Dataset rows:

## BEGIN

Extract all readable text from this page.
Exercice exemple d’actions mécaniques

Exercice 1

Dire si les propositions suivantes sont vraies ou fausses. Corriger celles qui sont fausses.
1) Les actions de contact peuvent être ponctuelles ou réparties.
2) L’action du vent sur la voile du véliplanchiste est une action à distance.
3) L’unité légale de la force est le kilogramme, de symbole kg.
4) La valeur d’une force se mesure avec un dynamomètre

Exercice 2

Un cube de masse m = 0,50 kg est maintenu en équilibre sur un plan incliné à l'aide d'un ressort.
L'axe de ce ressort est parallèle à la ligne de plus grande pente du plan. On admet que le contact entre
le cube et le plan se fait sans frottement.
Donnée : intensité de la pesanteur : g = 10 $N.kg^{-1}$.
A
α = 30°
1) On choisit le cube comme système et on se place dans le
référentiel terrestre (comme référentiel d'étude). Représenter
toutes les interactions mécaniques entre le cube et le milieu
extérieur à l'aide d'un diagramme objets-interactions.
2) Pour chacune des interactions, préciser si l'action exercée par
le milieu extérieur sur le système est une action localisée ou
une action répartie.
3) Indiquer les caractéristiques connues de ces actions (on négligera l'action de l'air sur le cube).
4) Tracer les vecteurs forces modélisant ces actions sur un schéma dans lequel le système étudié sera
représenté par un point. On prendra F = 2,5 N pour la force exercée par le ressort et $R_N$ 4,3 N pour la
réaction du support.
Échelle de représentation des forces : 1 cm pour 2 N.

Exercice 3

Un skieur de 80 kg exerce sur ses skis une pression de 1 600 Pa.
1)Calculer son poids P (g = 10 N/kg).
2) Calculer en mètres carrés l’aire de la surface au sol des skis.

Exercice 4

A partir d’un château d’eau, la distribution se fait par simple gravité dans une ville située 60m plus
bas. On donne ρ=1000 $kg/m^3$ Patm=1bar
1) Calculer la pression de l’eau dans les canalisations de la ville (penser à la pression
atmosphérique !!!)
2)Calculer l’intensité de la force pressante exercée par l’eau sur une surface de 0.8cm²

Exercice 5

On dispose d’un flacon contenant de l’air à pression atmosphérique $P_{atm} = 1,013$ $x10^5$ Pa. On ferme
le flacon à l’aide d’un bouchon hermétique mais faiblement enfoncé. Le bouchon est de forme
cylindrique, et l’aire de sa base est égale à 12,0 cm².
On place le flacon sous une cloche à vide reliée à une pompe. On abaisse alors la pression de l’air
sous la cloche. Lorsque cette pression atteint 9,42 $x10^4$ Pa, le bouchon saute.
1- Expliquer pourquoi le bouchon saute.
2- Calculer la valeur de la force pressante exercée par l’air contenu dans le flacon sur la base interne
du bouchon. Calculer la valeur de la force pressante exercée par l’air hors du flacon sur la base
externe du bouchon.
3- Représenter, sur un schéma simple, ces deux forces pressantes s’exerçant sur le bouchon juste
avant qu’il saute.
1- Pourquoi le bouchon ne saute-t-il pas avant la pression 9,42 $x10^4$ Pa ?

## END

The task: Print back all the lines verbatim.

Task result:
Extract all readable text from this page.
Exercice exemple d’actions mécaniques

Exercice 1

Dire si les propositions suivantes sont vraies ou fausses. Corriger celles qui sont fausses.
1) Les actions de contact peuvent être ponctuelles ou réparties.
2) L’action du vent sur la voile du véliplanchiste est une action à distance.
3) L’unité légale de la force est le kilogramme, de symbole kg.
4) La valeur d’une force se mesure avec un dynamomètre

Exercice 2

Un cube de masse m = 0,50 kg est maintenu en équilibre sur un plan incliné à l'aide d'un ressort.
L'axe de ce ressort est parallèle à la ligne de plus grande pente du plan. On admet que le contact entre
le cube et le plan se fait sans frottement.
Donnée : intensité de la pesanteur : g = 10 $N.kg^{-1}$.
A
α = 30°
1) On choisit le cube comme système et on se place dans le
référentiel terrestre (comme référentiel d'étude). Représenter
toutes les interactions mécaniques entre le cube et le milieu
extérieur à l'aide d'un diagramme objets-interactions.
2) Pour chacune des interactions, préciser si l'action exercée par
le milieu extérieur sur le système est une action localisée ou
une action répartie.
3) Indiquer les caractéristiques connues de ces actions (on négligera l'action de l'air sur le cube).
4) Tracer les vecteurs forces modélisant ces actions sur un schéma dans lequel le système étudié sera
représenté par un point. On prendra F = 2,5 N pour la force exercée par le ressort et $R_N$ 4,3 N pour la
réaction du support.
Échelle de représentation des forces : 1 cm pour 2 N.

Exercice 3

Un skieur de 80 kg exerce sur ses skis une pression de 1 600 Pa.
1)Calculer son poids P (g = 10 N/kg).
2) Calculer en mètres carrés l’aire de la surface au sol des skis.

Exercice 4

A partir d’un château d’eau, la distribution se fait par simple gravité dans une ville située 60m plus
bas. On donne ρ=1000 $kg/m^3$ Patm=1bar
1) Calculer la pression de l’eau dans les canalisations de la ville (penser à la pression
atmosphérique !!!)
2)Calculer l’intensité de la force pressante exercée par l’eau sur une surface de 0.8cm²

Exercice 5

On dispose d’un flacon contenant de l’air à pression atmosphérique $P_{atm} = 1,013$ $x10^5$ Pa. On ferme
le flacon à l’aide d’un bouchon hermétique mais faiblement enfoncé. Le bouchon est de forme
cylindrique, et l’aire de sa base est égale à 12,0 cm².
On place le flacon sous une cloche à vide reliée à une pompe. On abaisse alors la pression de l’air
sous la cloche. Lorsque cette pression atteint 9,42 $x10^4$ Pa, le bouchon saute.
1- Expliquer pourquoi le bouchon saute.
2- Calculer la valeur de la force pressante exercée par l’air contenu dans le flacon sur la base interne
du bouchon. Calculer la valeur de la force pressante exercée par l’air hors du flacon sur la base
externe du bouchon.
3- Représenter, sur un schéma simple, ces deux forces pressantes s’exerçant sur le bouchon juste
avant qu’il saute.
1- Pourquoi le bouchon ne saute-t-il pas avant la pression 9,42 $x10^4$ Pa ?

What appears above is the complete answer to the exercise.